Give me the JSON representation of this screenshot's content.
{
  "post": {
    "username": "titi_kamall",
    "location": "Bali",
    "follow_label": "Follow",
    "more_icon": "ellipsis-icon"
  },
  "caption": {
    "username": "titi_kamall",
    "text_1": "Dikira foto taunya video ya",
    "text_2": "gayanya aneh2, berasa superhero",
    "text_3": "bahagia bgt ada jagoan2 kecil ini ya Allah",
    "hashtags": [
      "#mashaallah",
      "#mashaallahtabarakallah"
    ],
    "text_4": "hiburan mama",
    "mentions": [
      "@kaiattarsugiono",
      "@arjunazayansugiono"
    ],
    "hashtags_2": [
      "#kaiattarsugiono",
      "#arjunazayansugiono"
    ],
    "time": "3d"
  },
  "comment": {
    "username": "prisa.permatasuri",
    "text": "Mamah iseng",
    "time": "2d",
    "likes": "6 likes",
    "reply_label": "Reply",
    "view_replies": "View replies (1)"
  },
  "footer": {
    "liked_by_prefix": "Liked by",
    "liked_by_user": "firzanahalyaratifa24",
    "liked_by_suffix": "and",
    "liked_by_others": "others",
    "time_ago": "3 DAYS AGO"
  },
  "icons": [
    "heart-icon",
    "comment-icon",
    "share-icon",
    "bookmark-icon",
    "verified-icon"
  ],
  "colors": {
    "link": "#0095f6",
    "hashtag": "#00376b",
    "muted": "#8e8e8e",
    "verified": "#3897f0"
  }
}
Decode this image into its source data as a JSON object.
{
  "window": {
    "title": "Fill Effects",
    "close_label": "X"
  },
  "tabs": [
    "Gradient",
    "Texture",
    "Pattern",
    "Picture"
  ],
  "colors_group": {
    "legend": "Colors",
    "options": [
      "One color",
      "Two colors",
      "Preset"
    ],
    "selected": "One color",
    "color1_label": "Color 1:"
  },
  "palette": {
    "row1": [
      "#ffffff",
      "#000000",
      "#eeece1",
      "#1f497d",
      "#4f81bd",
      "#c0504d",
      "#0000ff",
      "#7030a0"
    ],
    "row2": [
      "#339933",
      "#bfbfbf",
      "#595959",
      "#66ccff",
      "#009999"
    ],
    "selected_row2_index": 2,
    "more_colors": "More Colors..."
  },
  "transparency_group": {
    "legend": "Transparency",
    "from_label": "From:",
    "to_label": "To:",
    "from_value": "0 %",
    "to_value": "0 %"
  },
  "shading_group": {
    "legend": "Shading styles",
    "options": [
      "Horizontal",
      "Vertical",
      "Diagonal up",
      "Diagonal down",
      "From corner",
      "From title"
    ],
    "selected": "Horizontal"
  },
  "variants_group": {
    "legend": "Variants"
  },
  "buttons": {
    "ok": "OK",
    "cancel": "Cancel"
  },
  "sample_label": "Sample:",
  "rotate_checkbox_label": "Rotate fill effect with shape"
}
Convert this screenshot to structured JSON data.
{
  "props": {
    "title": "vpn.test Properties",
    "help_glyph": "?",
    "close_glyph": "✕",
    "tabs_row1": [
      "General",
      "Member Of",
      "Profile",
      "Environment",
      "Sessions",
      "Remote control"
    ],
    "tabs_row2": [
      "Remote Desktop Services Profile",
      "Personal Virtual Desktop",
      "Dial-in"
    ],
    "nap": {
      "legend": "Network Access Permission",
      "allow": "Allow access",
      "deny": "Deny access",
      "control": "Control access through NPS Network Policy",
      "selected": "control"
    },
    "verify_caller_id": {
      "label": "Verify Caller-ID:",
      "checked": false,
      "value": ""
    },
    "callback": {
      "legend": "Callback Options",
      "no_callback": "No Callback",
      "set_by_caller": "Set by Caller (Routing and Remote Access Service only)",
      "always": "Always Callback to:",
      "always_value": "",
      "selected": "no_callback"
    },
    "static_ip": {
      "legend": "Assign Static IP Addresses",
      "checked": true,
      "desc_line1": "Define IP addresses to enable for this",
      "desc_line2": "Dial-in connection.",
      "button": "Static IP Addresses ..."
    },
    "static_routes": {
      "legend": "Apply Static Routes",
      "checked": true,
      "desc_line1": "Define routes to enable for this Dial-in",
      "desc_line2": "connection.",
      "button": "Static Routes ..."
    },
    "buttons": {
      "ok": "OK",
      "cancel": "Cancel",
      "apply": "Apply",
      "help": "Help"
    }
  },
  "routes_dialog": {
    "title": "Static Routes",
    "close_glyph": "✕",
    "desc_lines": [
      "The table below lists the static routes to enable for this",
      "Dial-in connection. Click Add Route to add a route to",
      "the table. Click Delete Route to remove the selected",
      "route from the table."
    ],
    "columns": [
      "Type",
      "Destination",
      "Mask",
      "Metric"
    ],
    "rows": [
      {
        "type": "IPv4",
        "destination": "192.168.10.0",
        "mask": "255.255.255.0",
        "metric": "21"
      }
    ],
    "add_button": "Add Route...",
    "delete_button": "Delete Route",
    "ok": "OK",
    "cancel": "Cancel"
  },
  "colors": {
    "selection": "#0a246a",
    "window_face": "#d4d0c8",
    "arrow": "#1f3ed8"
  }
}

......

■ AIM OF THE EXERCISE
Please repeat all the records above exactly as they appear.

■ CORRECT RESPONSE
Give me the JSON representation of this screenshot's content.
{
  "post": {
    "username": "titi_kamall",
    "location": "Bali",
    "follow_label": "Follow",
    "more_icon": "ellipsis-icon"
  },
  "caption": {
    "username": "titi_kamall",
    "text_1": "Dikira foto taunya video ya",
    "text_2": "gayanya aneh2, berasa superhero",
    "text_3": "bahagia bgt ada jagoan2 kecil ini ya Allah",
    "hashtags": [
      "#mashaallah",
      "#mashaallahtabarakallah"
    ],
    "text_4": "hiburan mama",
    "mentions": [
      "@kaiattarsugiono",
      "@arjunazayansugiono"
    ],
    "hashtags_2": [
      "#kaiattarsugiono",
      "#arjunazayansugiono"
    ],
    "time": "3d"
  },
  "comment": {
    "username": "prisa.permatasuri",
    "text": "Mamah iseng",
    "time": "2d",
    "likes": "6 likes",
    "reply_label": "Reply",
    "view_replies": "View replies (1)"
  },
  "footer": {
    "liked_by_prefix": "Liked by",
    "liked_by_user": "firzanahalyaratifa24",
    "liked_by_suffix": "and",
    "liked_by_others": "others",
    "time_ago": "3 DAYS AGO"
  },
  "icons": [
    "heart-icon",
    "comment-icon",
    "share-icon",
    "bookmark-icon",
    "verified-icon"
  ],
  "colors": {
    "link": "#0095f6",
    "hashtag": "#00376b",
    "muted": "#8e8e8e",
    "verified": "#3897f0"
  }
}
Decode this image into its source data as a JSON object.
{
  "window": {
    "title": "Fill Effects",
    "close_label": "X"
  },
  "tabs": [
    "Gradient",
    "Texture",
    "Pattern",
    "Picture"
  ],
  "colors_group": {
    "legend": "Colors",
    "options": [
      "One color",
      "Two colors",
      "Preset"
    ],
    "selected": "One color",
    "color1_label": "Color 1:"
  },
  "palette": {
    "row1": [
      "#ffffff",
      "#000000",
      "#eeece1",
      "#1f497d",
      "#4f81bd",
      "#c0504d",
      "#0000ff",
      "#7030a0"
    ],
    "row2": [
      "#339933",
      "#bfbfbf",
      "#595959",
      "#66ccff",
      "#009999"
    ],
    "selected_row2_index": 2,
    "more_colors": "More Colors..."
  },
  "transparency_group": {
    "legend": "Transparency",
    "from_label": "From:",
    "to_label": "To:",
    "from_value": "0 %",
    "to_value": "0 %"
  },
  "shading_group": {
    "legend": "Shading styles",
    "options": [
      "Horizontal",
      "Vertical",
      "Diagonal up",
      "Diagonal down",
      "From corner",
      "From title"
    ],
    "selected": "Horizontal"
  },
  "variants_group": {
    "legend": "Variants"
  },
  "buttons": {
    "ok": "OK",
    "cancel": "Cancel"
  },
  "sample_label": "Sample:",
  "rotate_checkbox_label": "Rotate fill effect with shape"
}
Convert this screenshot to structured JSON data.
{
  "props": {
    "title": "vpn.test Properties",
    "help_glyph": "?",
    "close_glyph": "✕",
    "tabs_row1": [
      "General",
      "Member Of",
      "Profile",
      "Environment",
      "Sessions",
      "Remote control"
    ],
    "tabs_row2": [
      "Remote Desktop Services Profile",
      "Personal Virtual Desktop",
      "Dial-in"
    ],
    "nap": {
      "legend": "Network Access Permission",
      "allow": "Allow access",
      "deny": "Deny access",
      "control": "Control access through NPS Network Policy",
      "selected": "control"
    },
    "verify_caller_id": {
      "label": "Verify Caller-ID:",
      "checked": false,
      "value": ""
    },
    "callback": {
      "legend": "Callback Options",
      "no_callback": "No Callback",
      "set_by_caller": "Set by Caller (Routing and Remote Access Service only)",
      "always": "Always Callback to:",
      "always_value": "",
      "selected": "no_callback"
    },
    "static_ip": {
      "legend": "Assign Static IP Addresses",
      "checked": true,
      "desc_line1": "Define IP addresses to enable for this",
      "desc_line2": "Dial-in connection.",
      "button": "Static IP Addresses ..."
    },
    "static_routes": {
      "legend": "Apply Static Routes",
      "checked": true,
      "desc_line1": "Define routes to enable for this Dial-in",
      "desc_line2": "connection.",
      "button": "Static Routes ..."
    },
    "buttons": {
      "ok": "OK",
      "cancel": "Cancel",
      "apply": "Apply",
      "help": "Help"
    }
  },
  "routes_dialog": {
    "title": "Static Routes",
    "close_glyph": "✕",
    "desc_lines": [
      "The table below lists the static routes to enable for this",
      "Dial-in connection. Click Add Route to add a route to",
      "the table. Click Delete Route to remove the selected",
      "route from the table."
    ],
    "columns": [
      "Type",
      "Destination",
      "Mask",
      "Metric"
    ],
    "rows": [
      {
        "type": "IPv4",
        "destination": "192.168.10.0",
        "mask": "255.255.255.0",
        "metric": "21"
      }
    ],
    "add_button": "Add Route...",
    "delete_button": "Delete Route",
    "ok": "OK",
    "cancel": "Cancel"
  },
  "colors": {
    "selection": "#0a246a",
    "window_face": "#d4d0c8",
    "arrow": "#1f3ed8"
  }
}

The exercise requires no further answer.